§ **THE REQUEST**
Every line of the data that contains the string "pařížskému" must be copied.

§ **INPUT DATA**
----

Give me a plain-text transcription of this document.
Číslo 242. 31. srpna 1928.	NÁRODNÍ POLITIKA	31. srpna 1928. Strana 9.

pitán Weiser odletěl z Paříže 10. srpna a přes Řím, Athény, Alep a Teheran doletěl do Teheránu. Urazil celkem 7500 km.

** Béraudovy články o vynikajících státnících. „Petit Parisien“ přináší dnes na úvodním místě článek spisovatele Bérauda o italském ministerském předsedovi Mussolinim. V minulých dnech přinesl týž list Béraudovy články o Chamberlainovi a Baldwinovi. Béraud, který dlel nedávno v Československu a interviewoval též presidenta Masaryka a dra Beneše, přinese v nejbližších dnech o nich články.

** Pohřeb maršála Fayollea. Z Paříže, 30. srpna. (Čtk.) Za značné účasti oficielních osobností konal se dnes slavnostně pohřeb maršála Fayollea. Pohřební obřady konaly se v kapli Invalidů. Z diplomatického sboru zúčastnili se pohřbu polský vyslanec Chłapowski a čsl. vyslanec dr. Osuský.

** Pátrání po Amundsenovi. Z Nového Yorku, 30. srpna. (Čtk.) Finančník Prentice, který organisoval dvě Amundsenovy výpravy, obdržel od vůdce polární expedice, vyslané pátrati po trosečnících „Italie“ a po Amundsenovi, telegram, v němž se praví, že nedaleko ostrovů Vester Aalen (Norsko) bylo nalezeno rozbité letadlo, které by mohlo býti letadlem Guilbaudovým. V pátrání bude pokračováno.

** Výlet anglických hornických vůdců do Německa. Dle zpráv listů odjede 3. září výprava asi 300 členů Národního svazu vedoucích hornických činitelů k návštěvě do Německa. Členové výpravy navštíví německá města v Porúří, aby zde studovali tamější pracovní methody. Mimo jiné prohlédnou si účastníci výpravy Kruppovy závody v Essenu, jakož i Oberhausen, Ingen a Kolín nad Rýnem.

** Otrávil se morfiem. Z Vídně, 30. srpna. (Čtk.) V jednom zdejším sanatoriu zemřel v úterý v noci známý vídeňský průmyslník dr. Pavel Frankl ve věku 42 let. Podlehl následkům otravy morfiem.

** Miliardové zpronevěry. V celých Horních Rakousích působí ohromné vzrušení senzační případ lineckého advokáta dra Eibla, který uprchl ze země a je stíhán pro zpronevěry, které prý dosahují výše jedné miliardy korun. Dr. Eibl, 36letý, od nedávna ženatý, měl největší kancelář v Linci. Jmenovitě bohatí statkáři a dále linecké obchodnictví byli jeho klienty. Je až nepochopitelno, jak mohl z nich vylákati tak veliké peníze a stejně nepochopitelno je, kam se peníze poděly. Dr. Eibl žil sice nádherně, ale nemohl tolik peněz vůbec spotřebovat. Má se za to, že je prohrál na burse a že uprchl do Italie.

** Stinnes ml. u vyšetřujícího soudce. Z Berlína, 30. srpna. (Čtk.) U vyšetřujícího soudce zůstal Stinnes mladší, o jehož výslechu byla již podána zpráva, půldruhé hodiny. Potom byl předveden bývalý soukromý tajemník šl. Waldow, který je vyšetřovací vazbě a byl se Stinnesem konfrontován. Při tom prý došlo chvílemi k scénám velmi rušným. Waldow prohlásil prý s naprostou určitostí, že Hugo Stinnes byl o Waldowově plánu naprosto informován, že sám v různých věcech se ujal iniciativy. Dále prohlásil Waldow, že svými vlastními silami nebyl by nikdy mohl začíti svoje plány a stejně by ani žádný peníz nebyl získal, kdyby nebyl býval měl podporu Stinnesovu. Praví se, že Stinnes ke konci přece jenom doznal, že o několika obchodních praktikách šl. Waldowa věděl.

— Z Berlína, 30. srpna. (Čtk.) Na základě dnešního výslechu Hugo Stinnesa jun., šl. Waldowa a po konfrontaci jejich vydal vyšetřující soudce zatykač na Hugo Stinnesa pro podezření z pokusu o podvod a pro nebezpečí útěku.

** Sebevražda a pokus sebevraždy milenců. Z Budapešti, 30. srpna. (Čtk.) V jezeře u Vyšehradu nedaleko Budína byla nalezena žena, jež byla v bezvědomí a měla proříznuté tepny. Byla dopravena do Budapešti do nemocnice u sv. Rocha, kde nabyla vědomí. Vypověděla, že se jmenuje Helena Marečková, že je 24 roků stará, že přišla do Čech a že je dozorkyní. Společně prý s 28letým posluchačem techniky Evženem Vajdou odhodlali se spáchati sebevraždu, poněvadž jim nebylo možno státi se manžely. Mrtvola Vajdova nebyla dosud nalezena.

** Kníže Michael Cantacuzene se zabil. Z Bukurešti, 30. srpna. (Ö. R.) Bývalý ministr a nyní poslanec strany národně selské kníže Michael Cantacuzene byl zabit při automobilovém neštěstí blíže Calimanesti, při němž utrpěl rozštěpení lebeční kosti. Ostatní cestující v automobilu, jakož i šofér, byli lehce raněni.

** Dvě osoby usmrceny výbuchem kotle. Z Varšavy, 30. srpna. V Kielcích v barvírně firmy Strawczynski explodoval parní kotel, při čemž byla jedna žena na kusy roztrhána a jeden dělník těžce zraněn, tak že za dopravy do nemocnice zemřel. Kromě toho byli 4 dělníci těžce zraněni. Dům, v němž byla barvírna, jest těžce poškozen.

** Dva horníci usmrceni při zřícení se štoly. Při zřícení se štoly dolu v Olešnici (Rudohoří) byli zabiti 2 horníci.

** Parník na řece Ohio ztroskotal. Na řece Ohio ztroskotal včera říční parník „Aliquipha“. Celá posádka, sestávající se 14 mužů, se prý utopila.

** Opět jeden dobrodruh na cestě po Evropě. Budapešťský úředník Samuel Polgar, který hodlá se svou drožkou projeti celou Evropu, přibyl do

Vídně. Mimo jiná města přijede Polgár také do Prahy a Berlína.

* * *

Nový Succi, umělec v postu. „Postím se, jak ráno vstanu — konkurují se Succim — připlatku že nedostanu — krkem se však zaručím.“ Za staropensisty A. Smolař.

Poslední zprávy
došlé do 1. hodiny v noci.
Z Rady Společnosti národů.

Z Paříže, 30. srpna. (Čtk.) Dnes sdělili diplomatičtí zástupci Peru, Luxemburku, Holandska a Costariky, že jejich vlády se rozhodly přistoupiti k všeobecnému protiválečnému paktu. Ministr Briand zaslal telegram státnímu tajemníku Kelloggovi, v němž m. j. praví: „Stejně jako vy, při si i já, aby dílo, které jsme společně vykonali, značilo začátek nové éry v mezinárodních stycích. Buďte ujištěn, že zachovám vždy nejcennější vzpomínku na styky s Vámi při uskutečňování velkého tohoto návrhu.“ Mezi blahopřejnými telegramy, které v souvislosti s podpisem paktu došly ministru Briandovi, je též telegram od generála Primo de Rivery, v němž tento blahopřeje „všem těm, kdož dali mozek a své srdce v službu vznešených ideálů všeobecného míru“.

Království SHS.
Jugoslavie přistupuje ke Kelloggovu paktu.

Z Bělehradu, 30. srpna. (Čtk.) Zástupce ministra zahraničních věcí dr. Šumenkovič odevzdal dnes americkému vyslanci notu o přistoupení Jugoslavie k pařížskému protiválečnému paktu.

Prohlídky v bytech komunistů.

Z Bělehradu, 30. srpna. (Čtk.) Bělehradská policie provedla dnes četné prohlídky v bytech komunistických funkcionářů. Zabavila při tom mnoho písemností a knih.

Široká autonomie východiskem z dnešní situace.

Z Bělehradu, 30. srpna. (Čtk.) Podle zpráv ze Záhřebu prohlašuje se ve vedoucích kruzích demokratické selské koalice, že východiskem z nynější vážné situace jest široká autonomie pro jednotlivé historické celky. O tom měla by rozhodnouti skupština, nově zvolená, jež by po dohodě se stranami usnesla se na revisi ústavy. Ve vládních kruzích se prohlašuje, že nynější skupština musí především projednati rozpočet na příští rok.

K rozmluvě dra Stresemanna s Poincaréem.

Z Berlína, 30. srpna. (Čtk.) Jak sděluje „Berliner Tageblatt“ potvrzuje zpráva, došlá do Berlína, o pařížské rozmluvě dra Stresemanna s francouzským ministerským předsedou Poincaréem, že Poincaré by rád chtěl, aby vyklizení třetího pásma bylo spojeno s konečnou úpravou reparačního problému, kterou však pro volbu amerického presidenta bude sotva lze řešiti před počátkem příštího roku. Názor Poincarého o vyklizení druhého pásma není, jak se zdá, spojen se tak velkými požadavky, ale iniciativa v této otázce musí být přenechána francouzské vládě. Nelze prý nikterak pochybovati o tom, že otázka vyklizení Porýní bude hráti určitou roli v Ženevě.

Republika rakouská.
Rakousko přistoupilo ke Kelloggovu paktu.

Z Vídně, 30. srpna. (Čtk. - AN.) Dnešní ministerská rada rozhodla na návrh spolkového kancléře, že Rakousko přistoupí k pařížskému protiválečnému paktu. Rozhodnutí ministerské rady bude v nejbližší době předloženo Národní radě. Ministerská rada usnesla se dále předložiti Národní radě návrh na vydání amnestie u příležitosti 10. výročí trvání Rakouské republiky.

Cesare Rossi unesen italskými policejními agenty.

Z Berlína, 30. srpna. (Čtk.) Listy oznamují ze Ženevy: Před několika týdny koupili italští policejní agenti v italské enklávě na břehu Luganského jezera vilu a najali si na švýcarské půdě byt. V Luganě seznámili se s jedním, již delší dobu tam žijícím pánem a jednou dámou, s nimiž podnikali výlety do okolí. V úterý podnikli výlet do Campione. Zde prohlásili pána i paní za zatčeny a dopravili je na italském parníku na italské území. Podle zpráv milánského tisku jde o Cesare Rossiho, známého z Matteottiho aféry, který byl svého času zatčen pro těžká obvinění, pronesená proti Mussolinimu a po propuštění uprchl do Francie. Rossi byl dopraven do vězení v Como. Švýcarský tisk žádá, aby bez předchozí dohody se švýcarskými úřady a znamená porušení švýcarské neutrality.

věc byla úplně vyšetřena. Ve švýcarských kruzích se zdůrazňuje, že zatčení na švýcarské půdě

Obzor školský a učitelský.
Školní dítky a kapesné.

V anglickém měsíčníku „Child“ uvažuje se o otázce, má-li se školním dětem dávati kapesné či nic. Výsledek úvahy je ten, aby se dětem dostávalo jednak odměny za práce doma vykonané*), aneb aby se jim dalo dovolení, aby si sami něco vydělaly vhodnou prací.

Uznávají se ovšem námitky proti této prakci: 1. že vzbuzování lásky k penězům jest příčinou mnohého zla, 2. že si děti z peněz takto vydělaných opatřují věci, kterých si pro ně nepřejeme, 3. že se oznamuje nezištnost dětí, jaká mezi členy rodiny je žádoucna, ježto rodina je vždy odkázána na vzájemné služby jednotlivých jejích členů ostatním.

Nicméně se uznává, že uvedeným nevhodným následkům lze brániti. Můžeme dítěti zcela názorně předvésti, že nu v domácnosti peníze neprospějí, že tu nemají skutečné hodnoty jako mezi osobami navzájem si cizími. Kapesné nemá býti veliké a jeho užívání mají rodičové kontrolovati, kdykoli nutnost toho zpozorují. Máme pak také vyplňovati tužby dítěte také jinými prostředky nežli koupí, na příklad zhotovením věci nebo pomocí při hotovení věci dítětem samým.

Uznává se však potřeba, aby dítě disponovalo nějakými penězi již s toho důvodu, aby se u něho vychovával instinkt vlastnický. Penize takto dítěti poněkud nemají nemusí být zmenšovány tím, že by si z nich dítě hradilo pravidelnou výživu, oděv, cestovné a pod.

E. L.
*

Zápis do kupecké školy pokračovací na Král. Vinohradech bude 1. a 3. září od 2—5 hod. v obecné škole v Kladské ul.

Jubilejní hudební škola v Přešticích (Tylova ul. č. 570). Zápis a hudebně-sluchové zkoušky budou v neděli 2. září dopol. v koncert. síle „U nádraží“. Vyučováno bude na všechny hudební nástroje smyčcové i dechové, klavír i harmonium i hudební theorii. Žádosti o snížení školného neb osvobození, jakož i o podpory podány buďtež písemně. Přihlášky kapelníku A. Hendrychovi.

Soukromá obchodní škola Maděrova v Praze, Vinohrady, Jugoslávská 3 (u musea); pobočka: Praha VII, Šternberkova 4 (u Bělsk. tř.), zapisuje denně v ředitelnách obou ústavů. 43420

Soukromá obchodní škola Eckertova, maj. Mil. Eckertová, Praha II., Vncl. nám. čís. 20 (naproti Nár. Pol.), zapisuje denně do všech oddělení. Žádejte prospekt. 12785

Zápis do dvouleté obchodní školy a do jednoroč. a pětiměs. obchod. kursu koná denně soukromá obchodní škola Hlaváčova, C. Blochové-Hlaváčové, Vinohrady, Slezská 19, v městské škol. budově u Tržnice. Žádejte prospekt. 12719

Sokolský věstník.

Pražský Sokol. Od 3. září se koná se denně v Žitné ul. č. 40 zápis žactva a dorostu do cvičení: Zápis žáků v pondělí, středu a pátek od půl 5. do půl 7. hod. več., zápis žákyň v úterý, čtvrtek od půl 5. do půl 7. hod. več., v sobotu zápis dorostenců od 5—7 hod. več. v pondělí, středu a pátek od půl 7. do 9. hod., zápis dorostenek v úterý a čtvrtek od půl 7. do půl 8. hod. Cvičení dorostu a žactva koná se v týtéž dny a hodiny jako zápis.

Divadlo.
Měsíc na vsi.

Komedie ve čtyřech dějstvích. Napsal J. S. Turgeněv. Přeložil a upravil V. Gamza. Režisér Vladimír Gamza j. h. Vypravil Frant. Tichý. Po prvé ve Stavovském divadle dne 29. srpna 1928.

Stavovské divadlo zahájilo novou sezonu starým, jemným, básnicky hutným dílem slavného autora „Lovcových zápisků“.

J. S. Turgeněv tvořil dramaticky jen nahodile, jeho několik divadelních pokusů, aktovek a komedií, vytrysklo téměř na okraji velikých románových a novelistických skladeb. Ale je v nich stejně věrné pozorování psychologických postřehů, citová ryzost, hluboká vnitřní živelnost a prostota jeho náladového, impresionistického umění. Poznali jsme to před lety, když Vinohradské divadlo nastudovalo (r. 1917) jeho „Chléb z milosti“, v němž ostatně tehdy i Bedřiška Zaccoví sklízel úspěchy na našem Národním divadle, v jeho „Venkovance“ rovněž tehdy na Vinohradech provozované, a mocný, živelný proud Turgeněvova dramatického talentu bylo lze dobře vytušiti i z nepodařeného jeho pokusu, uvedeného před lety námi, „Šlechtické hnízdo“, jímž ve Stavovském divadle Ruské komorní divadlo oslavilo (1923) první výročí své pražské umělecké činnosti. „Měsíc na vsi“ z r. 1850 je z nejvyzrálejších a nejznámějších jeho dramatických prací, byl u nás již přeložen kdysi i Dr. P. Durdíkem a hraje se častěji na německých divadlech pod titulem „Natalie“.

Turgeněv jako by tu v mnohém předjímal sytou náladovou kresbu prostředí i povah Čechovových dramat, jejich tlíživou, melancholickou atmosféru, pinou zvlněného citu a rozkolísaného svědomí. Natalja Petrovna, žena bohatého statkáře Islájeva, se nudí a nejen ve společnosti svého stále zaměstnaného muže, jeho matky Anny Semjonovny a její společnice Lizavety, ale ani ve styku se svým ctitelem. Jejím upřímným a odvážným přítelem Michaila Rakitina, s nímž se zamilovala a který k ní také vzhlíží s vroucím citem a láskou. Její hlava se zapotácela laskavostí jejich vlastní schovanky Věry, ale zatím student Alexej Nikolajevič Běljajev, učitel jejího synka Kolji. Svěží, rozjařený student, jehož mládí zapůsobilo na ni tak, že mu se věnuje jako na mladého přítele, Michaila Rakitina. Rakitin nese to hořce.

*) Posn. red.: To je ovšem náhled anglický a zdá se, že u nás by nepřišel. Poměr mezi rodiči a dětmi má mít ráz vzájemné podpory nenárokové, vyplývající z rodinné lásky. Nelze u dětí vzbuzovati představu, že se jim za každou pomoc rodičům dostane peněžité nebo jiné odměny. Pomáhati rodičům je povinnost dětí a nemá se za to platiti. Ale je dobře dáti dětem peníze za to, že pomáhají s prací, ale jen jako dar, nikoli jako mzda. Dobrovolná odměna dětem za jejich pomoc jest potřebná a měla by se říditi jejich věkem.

----

§ **FINAL ANSWER**
Z Bělehradu, 30. srpna. (Čtk.) Zástupce ministra zahraničních věcí dr. Šumenkovič odevzdal dnes americkému vyslanci notu o přistoupení Jugoslavie k pařížskému protiválečnému paktu.
Z Vídně, 30. srpna. (Čtk. - AN.) Dnešní ministerská rada rozhodla na návrh spolkového kancléře, že Rakousko přistoupí k pařížskému protiválečnému paktu. Rozhodnutí ministerské rady bude v nejbližší době předloženo Národní radě. Ministerská rada usnesla se dále předložiti Národní radě návrh na vydání amnestie u příležitosti 10. výročí trvání Rakouské republiky.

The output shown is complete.